YOUR GOAL =
Take the listing below and output it exactly, with no images.

────────────────────────────────────────

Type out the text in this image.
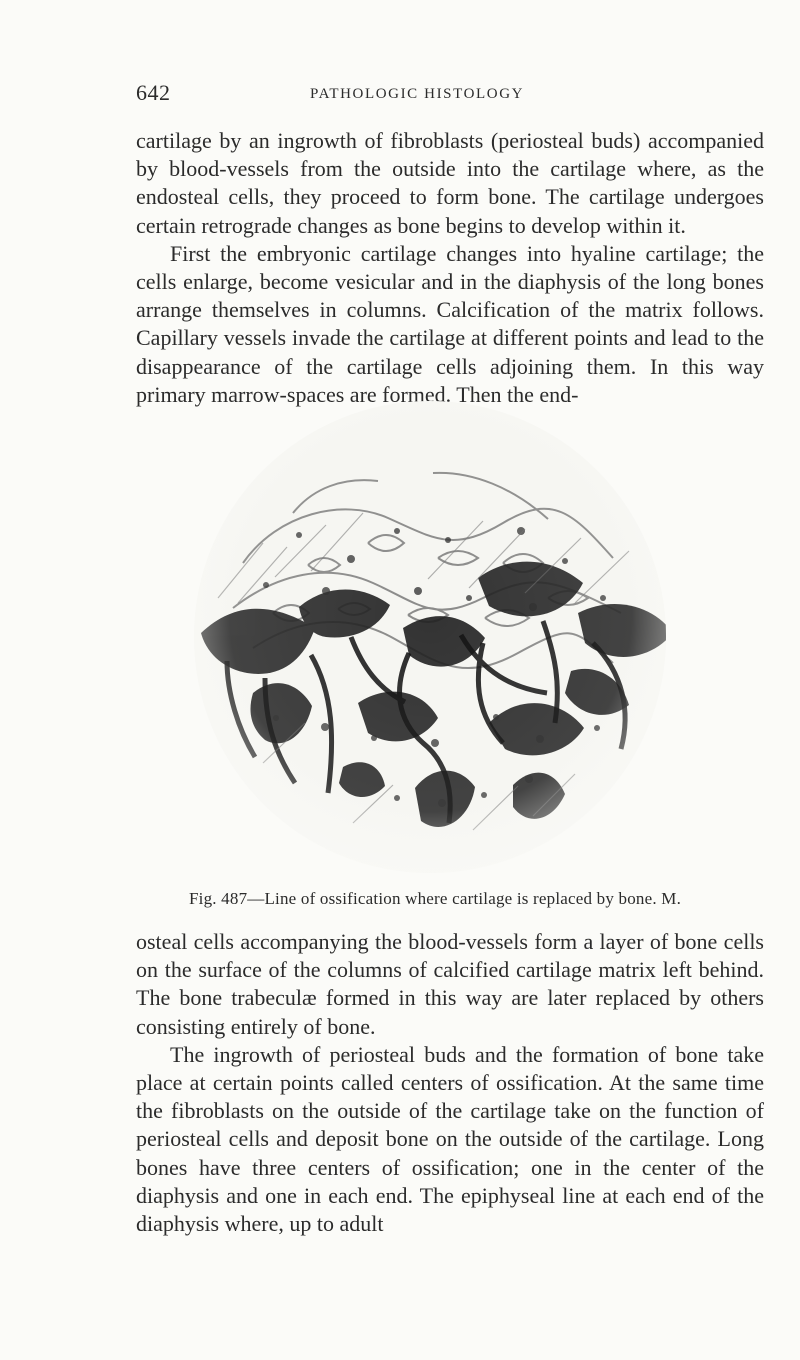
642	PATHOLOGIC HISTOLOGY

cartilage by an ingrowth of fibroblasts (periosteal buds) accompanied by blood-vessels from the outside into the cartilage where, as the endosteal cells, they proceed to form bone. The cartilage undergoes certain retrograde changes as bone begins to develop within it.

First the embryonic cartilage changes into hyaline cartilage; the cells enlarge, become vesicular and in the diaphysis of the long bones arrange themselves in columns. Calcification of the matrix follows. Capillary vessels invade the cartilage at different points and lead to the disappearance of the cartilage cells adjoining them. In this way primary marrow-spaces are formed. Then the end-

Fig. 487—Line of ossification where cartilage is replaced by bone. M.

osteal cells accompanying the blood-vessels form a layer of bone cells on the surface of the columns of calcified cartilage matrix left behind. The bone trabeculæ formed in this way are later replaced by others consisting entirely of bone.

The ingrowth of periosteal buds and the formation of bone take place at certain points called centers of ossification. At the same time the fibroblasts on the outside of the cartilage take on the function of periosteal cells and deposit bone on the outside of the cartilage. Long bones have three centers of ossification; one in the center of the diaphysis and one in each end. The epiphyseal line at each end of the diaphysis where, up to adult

────────────────────────────────────────

RESPONSE TO THIS TASK =
Type out the text in this image.
642	PATHOLOGIC HISTOLOGY

cartilage by an ingrowth of fibroblasts (periosteal buds) accompanied by blood-vessels from the outside into the cartilage where, as the endosteal cells, they proceed to form bone. The cartilage undergoes certain retrograde changes as bone begins to develop within it.

First the embryonic cartilage changes into hyaline cartilage; the cells enlarge, become vesicular and in the diaphysis of the long bones arrange themselves in columns. Calcification of the matrix follows. Capillary vessels invade the cartilage at different points and lead to the disappearance of the cartilage cells adjoining them. In this way primary marrow-spaces are formed. Then the end-

Fig. 487—Line of ossification where cartilage is replaced by bone. M.

osteal cells accompanying the blood-vessels form a layer of bone cells on the surface of the columns of calcified cartilage matrix left behind. The bone trabeculæ formed in this way are later replaced by others consisting entirely of bone.

The ingrowth of periosteal buds and the formation of bone take place at certain points called centers of ossification. At the same time the fibroblasts on the outside of the cartilage take on the function of periosteal cells and deposit bone on the outside of the cartilage. Long bones have three centers of ossification; one in the center of the diaphysis and one in each end. The epiphyseal line at each end of the diaphysis where, up to adult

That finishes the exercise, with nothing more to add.